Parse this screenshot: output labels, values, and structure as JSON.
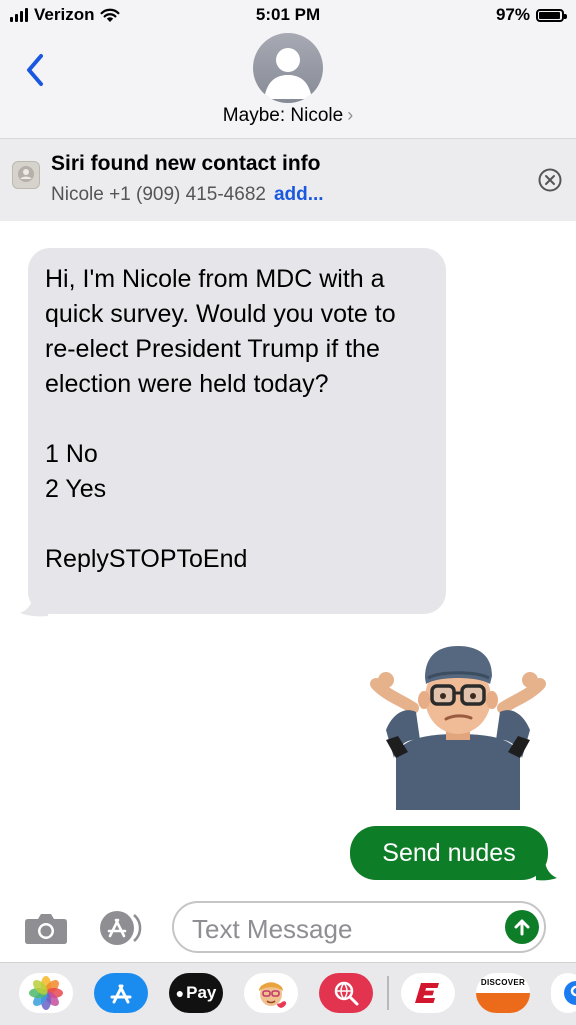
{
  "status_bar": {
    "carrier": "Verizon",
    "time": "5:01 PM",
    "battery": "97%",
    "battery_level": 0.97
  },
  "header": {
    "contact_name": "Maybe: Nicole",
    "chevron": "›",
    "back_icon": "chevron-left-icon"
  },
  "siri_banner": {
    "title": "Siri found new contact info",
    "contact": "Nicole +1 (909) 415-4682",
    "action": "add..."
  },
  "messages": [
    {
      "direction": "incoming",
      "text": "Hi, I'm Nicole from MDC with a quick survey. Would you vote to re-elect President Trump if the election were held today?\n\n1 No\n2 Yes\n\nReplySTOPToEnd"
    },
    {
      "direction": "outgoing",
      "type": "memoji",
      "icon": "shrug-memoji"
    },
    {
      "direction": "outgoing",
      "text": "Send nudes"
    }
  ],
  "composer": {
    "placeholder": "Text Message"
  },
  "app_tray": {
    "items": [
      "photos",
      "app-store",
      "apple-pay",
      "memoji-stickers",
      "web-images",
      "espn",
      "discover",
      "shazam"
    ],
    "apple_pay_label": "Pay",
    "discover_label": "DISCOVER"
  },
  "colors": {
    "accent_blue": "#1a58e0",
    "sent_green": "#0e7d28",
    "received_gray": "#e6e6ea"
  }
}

→ SHORT PROBLEM
Tally every line of the listing that holds the string "chevron", then give the number by itself.

→ COMPLETED TASK
2